MATERIAL PROVIDED:
** start **

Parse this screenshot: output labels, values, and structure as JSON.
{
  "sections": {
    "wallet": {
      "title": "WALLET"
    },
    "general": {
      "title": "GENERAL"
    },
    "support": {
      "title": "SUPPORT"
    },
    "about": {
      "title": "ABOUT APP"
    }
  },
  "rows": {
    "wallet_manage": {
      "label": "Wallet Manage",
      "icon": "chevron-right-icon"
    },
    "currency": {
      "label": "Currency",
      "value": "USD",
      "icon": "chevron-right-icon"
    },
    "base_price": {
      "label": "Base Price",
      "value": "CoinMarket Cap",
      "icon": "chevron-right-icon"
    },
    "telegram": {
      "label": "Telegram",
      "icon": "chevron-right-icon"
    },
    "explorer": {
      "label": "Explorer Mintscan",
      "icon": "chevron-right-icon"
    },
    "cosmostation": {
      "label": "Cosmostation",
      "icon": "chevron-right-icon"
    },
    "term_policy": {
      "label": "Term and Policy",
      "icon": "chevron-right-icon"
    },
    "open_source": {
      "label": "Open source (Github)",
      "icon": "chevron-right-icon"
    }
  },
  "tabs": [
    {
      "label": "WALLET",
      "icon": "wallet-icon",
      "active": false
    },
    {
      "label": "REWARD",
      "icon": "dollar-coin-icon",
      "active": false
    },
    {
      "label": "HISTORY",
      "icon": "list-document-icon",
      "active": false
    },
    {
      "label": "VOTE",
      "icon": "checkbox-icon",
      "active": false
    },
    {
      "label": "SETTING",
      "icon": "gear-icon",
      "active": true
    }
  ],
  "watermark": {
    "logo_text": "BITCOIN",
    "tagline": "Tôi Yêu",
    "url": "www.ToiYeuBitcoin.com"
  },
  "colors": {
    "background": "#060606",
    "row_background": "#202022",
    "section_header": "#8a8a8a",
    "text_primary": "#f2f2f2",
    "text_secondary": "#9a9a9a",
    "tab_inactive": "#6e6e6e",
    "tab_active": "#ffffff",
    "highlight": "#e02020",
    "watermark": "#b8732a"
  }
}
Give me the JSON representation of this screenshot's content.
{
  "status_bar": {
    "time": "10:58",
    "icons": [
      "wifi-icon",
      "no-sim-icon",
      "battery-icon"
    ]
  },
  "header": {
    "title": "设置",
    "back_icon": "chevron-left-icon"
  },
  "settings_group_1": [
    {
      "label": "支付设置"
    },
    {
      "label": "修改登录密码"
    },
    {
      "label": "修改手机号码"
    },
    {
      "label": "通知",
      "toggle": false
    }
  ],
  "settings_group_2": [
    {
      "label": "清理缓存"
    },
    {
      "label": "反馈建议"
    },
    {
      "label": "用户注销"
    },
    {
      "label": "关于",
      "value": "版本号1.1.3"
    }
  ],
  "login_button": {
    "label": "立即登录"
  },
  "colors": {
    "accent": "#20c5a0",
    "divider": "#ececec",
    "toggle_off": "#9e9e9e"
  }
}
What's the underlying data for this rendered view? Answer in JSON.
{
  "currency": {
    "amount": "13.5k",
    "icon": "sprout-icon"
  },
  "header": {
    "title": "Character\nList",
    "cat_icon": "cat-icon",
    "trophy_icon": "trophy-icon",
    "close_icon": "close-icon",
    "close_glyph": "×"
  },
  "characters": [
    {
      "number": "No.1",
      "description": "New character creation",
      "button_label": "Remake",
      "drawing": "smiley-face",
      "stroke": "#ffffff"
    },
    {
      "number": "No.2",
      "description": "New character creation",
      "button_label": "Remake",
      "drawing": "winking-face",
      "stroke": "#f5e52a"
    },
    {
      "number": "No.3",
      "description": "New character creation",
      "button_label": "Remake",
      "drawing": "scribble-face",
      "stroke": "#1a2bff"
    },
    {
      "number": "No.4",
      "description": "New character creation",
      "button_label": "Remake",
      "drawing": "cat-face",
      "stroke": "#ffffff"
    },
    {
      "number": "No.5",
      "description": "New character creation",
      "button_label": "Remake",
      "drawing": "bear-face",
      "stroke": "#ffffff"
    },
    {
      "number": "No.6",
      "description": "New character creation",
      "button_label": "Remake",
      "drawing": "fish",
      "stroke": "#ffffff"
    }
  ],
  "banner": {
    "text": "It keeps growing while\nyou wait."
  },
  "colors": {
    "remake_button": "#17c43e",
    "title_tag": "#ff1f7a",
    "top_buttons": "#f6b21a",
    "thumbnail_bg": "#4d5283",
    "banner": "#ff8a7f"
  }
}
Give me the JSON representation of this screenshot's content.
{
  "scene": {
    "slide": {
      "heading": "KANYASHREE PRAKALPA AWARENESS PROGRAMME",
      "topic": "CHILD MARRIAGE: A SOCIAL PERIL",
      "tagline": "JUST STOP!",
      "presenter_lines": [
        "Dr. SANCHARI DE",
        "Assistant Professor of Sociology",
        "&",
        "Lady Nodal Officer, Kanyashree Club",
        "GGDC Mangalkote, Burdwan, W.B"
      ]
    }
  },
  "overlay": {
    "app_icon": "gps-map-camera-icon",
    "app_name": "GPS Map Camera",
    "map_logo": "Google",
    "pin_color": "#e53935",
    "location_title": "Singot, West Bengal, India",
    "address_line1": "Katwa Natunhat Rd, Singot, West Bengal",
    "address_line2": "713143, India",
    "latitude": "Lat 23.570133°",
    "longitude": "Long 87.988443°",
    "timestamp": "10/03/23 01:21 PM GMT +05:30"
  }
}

** end **

TASK INSTRUCTIONS: All of the entries need to be reproduced exactly; please write them out.

TASK ANSWER:
Parse this screenshot: output labels, values, and structure as JSON.
{
  "sections": {
    "wallet": {
      "title": "WALLET"
    },
    "general": {
      "title": "GENERAL"
    },
    "support": {
      "title": "SUPPORT"
    },
    "about": {
      "title": "ABOUT APP"
    }
  },
  "rows": {
    "wallet_manage": {
      "label": "Wallet Manage",
      "icon": "chevron-right-icon"
    },
    "currency": {
      "label": "Currency",
      "value": "USD",
      "icon": "chevron-right-icon"
    },
    "base_price": {
      "label": "Base Price",
      "value": "CoinMarket Cap",
      "icon": "chevron-right-icon"
    },
    "telegram": {
      "label": "Telegram",
      "icon": "chevron-right-icon"
    },
    "explorer": {
      "label": "Explorer Mintscan",
      "icon": "chevron-right-icon"
    },
    "cosmostation": {
      "label": "Cosmostation",
      "icon": "chevron-right-icon"
    },
    "term_policy": {
      "label": "Term and Policy",
      "icon": "chevron-right-icon"
    },
    "open_source": {
      "label": "Open source (Github)",
      "icon": "chevron-right-icon"
    }
  },
  "tabs": [
    {
      "label": "WALLET",
      "icon": "wallet-icon",
      "active": false
    },
    {
      "label": "REWARD",
      "icon": "dollar-coin-icon",
      "active": false
    },
    {
      "label": "HISTORY",
      "icon": "list-document-icon",
      "active": false
    },
    {
      "label": "VOTE",
      "icon": "checkbox-icon",
      "active": false
    },
    {
      "label": "SETTING",
      "icon": "gear-icon",
      "active": true
    }
  ],
  "watermark": {
    "logo_text": "BITCOIN",
    "tagline": "Tôi Yêu",
    "url": "www.ToiYeuBitcoin.com"
  },
  "colors": {
    "background": "#060606",
    "row_background": "#202022",
    "section_header": "#8a8a8a",
    "text_primary": "#f2f2f2",
    "text_secondary": "#9a9a9a",
    "tab_inactive": "#6e6e6e",
    "tab_active": "#ffffff",
    "highlight": "#e02020",
    "watermark": "#b8732a"
  }
}
Give me the JSON representation of this screenshot's content.
{
  "status_bar": {
    "time": "10:58",
    "icons": [
      "wifi-icon",
      "no-sim-icon",
      "battery-icon"
    ]
  },
  "header": {
    "title": "设置",
    "back_icon": "chevron-left-icon"
  },
  "settings_group_1": [
    {
      "label": "支付设置"
    },
    {
      "label": "修改登录密码"
    },
    {
      "label": "修改手机号码"
    },
    {
      "label": "通知",
      "toggle": false
    }
  ],
  "settings_group_2": [
    {
      "label": "清理缓存"
    },
    {
      "label": "反馈建议"
    },
    {
      "label": "用户注销"
    },
    {
      "label": "关于",
      "value": "版本号1.1.3"
    }
  ],
  "login_button": {
    "label": "立即登录"
  },
  "colors": {
    "accent": "#20c5a0",
    "divider": "#ececec",
    "toggle_off": "#9e9e9e"
  }
}
What's the underlying data for this rendered view? Answer in JSON.
{
  "currency": {
    "amount": "13.5k",
    "icon": "sprout-icon"
  },
  "header": {
    "title": "Character\nList",
    "cat_icon": "cat-icon",
    "trophy_icon": "trophy-icon",
    "close_icon": "close-icon",
    "close_glyph": "×"
  },
  "characters": [
    {
      "number": "No.1",
      "description": "New character creation",
      "button_label": "Remake",
      "drawing": "smiley-face",
      "stroke": "#ffffff"
    },
    {
      "number": "No.2",
      "description": "New character creation",
      "button_label": "Remake",
      "drawing": "winking-face",
      "stroke": "#f5e52a"
    },
    {
      "number": "No.3",
      "description": "New character creation",
      "button_label": "Remake",
      "drawing": "scribble-face",
      "stroke": "#1a2bff"
    },
    {
      "number": "No.4",
      "description": "New character creation",
      "button_label": "Remake",
      "drawing": "cat-face",
      "stroke": "#ffffff"
    },
    {
      "number": "No.5",
      "description": "New character creation",
      "button_label": "Remake",
      "drawing": "bear-face",
      "stroke": "#ffffff"
    },
    {
      "number": "No.6",
      "description": "New character creation",
      "button_label": "Remake",
      "drawing": "fish",
      "stroke": "#ffffff"
    }
  ],
  "banner": {
    "text": "It keeps growing while\nyou wait."
  },
  "colors": {
    "remake_button": "#17c43e",
    "title_tag": "#ff1f7a",
    "top_buttons": "#f6b21a",
    "thumbnail_bg": "#4d5283",
    "banner": "#ff8a7f"
  }
}
Give me the JSON representation of this screenshot's content.
{
  "scene": {
    "slide": {
      "heading": "KANYASHREE PRAKALPA AWARENESS PROGRAMME",
      "topic": "CHILD MARRIAGE: A SOCIAL PERIL",
      "tagline": "JUST STOP!",
      "presenter_lines": [
        "Dr. SANCHARI DE",
        "Assistant Professor of Sociology",
        "&",
        "Lady Nodal Officer, Kanyashree Club",
        "GGDC Mangalkote, Burdwan, W.B"
      ]
    }
  },
  "overlay": {
    "app_icon": "gps-map-camera-icon",
    "app_name": "GPS Map Camera",
    "map_logo": "Google",
    "pin_color": "#e53935",
    "location_title": "Singot, West Bengal, India",
    "address_line1": "Katwa Natunhat Rd, Singot, West Bengal",
    "address_line2": "713143, India",
    "latitude": "Lat 23.570133°",
    "longitude": "Long 87.988443°",
    "timestamp": "10/03/23 01:21 PM GMT +05:30"
  }
}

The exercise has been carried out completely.